#### GOAL
Rewrite the records from the line with "expand-icon[interactable]: + [44,165,50,172]" to the line with "tree-item[interactable]: + smc [4,70,177,79]", changing "expand-icon" to "toggle-icon" and leaving everything else unchanged.

#### MATERIAL TO PROCESS

**********

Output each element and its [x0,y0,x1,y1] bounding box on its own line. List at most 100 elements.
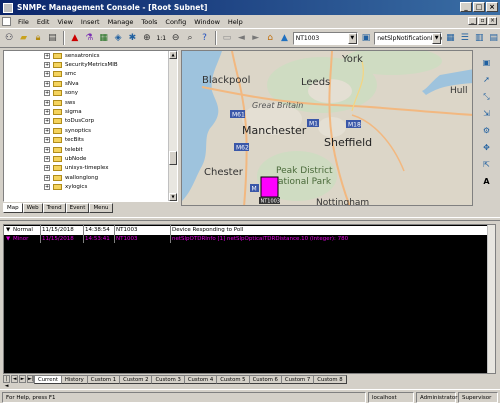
expand-icon[interactable]: + [44,165,50,172]
tab-event[interactable]: Event [65,203,90,213]
tab-first-icon[interactable]: |◄ [3,375,10,389]
graph-icon[interactable]: ▦ [97,32,109,45]
map-canvas[interactable]: M61 M1 M18 M62 M York Blackpool Leeds Hu… [182,51,473,206]
expand-icon[interactable]: + [44,146,50,153]
resize-tool-icon[interactable]: ⇱ [480,158,493,171]
tab-custom-4[interactable]: Custom 4 [183,374,218,384]
mdi-close-button[interactable]: × [488,17,497,25]
list-icon[interactable]: ☰ [459,32,471,45]
event-log[interactable]: ▼ Normal 11/15/2018 14:38:54 NT1003 Devi… [3,224,496,374]
menu-edit[interactable]: Edit [34,18,53,26]
link-tool-icon[interactable]: ⤡ [480,90,493,103]
close-button[interactable]: × [486,2,498,12]
event-row[interactable]: ▼ Normal 11/15/2018 14:38:54 NT1003 Devi… [4,226,490,235]
expand-icon[interactable]: + [44,127,50,134]
expand-icon[interactable]: + [44,184,50,191]
event-scrollbar[interactable] [487,225,495,373]
tree-item[interactable]: + xylogics [4,182,177,191]
mdi-minimize-button[interactable]: _ [468,17,477,25]
tree-item[interactable]: + tecBits [4,136,177,145]
flask-icon[interactable]: ⚗ [83,32,95,45]
tab-custom-3[interactable]: Custom 3 [151,374,185,384]
menu-config[interactable]: Config [162,18,189,26]
expand-icon[interactable]: + [44,90,50,97]
tab-custom-2[interactable]: Custom 2 [119,374,153,384]
tree-item[interactable]: + smc [4,70,177,79]
select-tool-icon[interactable]: ▣ [480,56,493,69]
tab-custom-6[interactable]: Custom 6 [248,374,282,384]
expand-icon[interactable]: + [44,52,50,59]
folder-icon[interactable]: ▰ [17,32,29,45]
chart-icon[interactable]: ▤ [487,32,499,45]
home-icon[interactable]: ⌂ [264,32,276,45]
grid-icon[interactable]: ▦ [444,32,456,45]
network-tool-icon[interactable]: ⚙ [480,124,493,137]
binoculars-icon[interactable]: ⚇ [3,32,15,45]
tree-scrollbar[interactable]: ▲ ▼ [168,51,177,201]
zoom-actual-icon[interactable]: 1:1 [155,32,167,45]
mib-tree[interactable]: + sensatronics + SecurityMetricsMIB + smc +… [3,50,178,202]
back-arrow-icon[interactable]: ◄ [235,32,247,45]
menu-window[interactable]: Window [191,18,223,26]
tree-item[interactable]: + unisys-timeplex [4,164,177,173]
menu-manage[interactable]: Manage [105,18,137,26]
expand-icon[interactable]: + [44,155,50,162]
tab-next-icon[interactable]: ► [19,375,26,383]
tree-item[interactable]: + sony [4,89,177,98]
tab-map[interactable]: Map [3,203,23,213]
tree-item[interactable]: + sws [4,98,177,107]
expand-icon[interactable]: + [44,174,50,181]
expand-icon[interactable]: + [44,80,50,87]
menu-file[interactable]: File [15,18,32,26]
tree-item[interactable]: + telebit [4,145,177,154]
tree-item[interactable]: + toDusCorp [4,117,177,126]
tab-last-icon[interactable]: ►| [27,375,34,383]
table-icon[interactable]: ▥ [473,32,485,45]
tab-menu[interactable]: Menu [89,203,113,213]
device-node-icon[interactable] [260,176,279,198]
map-icon[interactable]: ◈ [112,32,124,45]
pointer-tool-icon[interactable]: ➚ [480,73,493,86]
event-row[interactable]: ▼ Minor 11/15/2018 14:53:41 NT1003 netSl… [4,235,490,244]
expand-icon[interactable]: + [44,99,50,106]
scroll-up-icon[interactable]: ▲ [169,51,177,59]
menu-insert[interactable]: Insert [78,18,103,26]
tree-item[interactable]: + sensatronics [4,51,177,60]
document-icon[interactable] [2,17,11,26]
map-view[interactable]: M61 M1 M18 M62 M York Blackpool Leeds Hu… [181,50,473,206]
tab-trend[interactable]: Trend [42,203,66,213]
maximize-button[interactable]: □ [473,2,485,12]
menu-view[interactable]: View [54,18,75,26]
lock-icon[interactable]: 🔒︎ [32,32,44,45]
up-arrow-icon[interactable]: ▲ [278,32,290,45]
tab-web[interactable]: Web [22,203,43,213]
tab-history[interactable]: History [60,374,88,384]
print-icon[interactable]: ▤ [46,32,58,45]
mdi-restore-button[interactable]: ▫ [478,17,487,25]
tab-custom-7[interactable]: Custom 7 [280,374,315,384]
tree-item[interactable]: + ubNode [4,154,177,163]
scroll-thumb[interactable] [169,151,177,165]
menu-help[interactable]: Help [225,18,246,26]
panel-splitter[interactable] [0,217,500,221]
layout-tool-icon[interactable]: ✥ [480,141,493,154]
tab-current[interactable]: Current [34,374,62,384]
tree-item[interactable]: + sigma [4,107,177,116]
text-tool-icon[interactable]: A [480,175,493,188]
search-icon[interactable]: ⌕ [184,32,196,45]
node-select-icon[interactable]: ▣ [360,32,372,45]
tree-item[interactable]: + sNva [4,79,177,88]
tab-custom-1[interactable]: Custom 1 [86,374,121,384]
tab-custom-8[interactable]: Custom 8 [313,374,347,384]
network-icon[interactable]: ✱ [126,32,138,45]
event-combo[interactable]: netSlpNotificationInfo ▼ [374,31,443,45]
tab-prev-icon[interactable]: ◄ [11,375,18,383]
scroll-down-icon[interactable]: ▼ [169,193,177,201]
node-combo[interactable]: NT1003 ▼ [292,31,358,45]
zoom-in-icon[interactable]: ⊕ [141,32,153,45]
expand-icon[interactable]: + [44,137,50,144]
chevron-down-icon[interactable]: ▼ [347,32,357,44]
tree-item[interactable]: + synoptics [4,126,177,135]
tree-item[interactable]: + wallonglong [4,173,177,182]
help-icon[interactable]: ? [198,32,210,45]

**********

#### WRITTEN ANSWER
toggle-icon[interactable]: + [44,165,50,172]
tab-event[interactable]: Event [65,203,90,213]
tab-first-icon[interactable]: |◄ [3,375,10,389]
graph-icon[interactable]: ▦ [97,32,109,45]
map-canvas[interactable]: M61 M1 M18 M62 M York Blackpool Leeds Hu… [182,51,473,206]
toggle-icon[interactable]: + [44,146,50,153]
resize-tool-icon[interactable]: ⇱ [480,158,493,171]
tab-custom-4[interactable]: Custom 4 [183,374,218,384]
mdi-close-button[interactable]: × [488,17,497,25]
list-icon[interactable]: ☰ [459,32,471,45]
event-log[interactable]: ▼ Normal 11/15/2018 14:38:54 NT1003 Devi… [3,224,496,374]
menu-edit[interactable]: Edit [34,18,53,26]
link-tool-icon[interactable]: ⤡ [480,90,493,103]
close-button[interactable]: × [486,2,498,12]
event-row[interactable]: ▼ Normal 11/15/2018 14:38:54 NT1003 Devi… [4,226,490,235]
toggle-icon[interactable]: + [44,127,50,134]
toggle-icon[interactable]: + [44,184,50,191]
event-scrollbar[interactable] [487,225,495,373]
tree-item[interactable]: + xylogics [4,182,177,191]
mdi-minimize-button[interactable]: _ [468,17,477,25]
tree-item[interactable]: + tecBits [4,136,177,145]
flask-icon[interactable]: ⚗ [83,32,95,45]
tab-custom-3[interactable]: Custom 3 [151,374,185,384]
menu-config[interactable]: Config [162,18,189,26]
toggle-icon[interactable]: + [44,90,50,97]
tab-custom-2[interactable]: Custom 2 [119,374,153,384]
tree-item[interactable]: + smc [4,70,177,79]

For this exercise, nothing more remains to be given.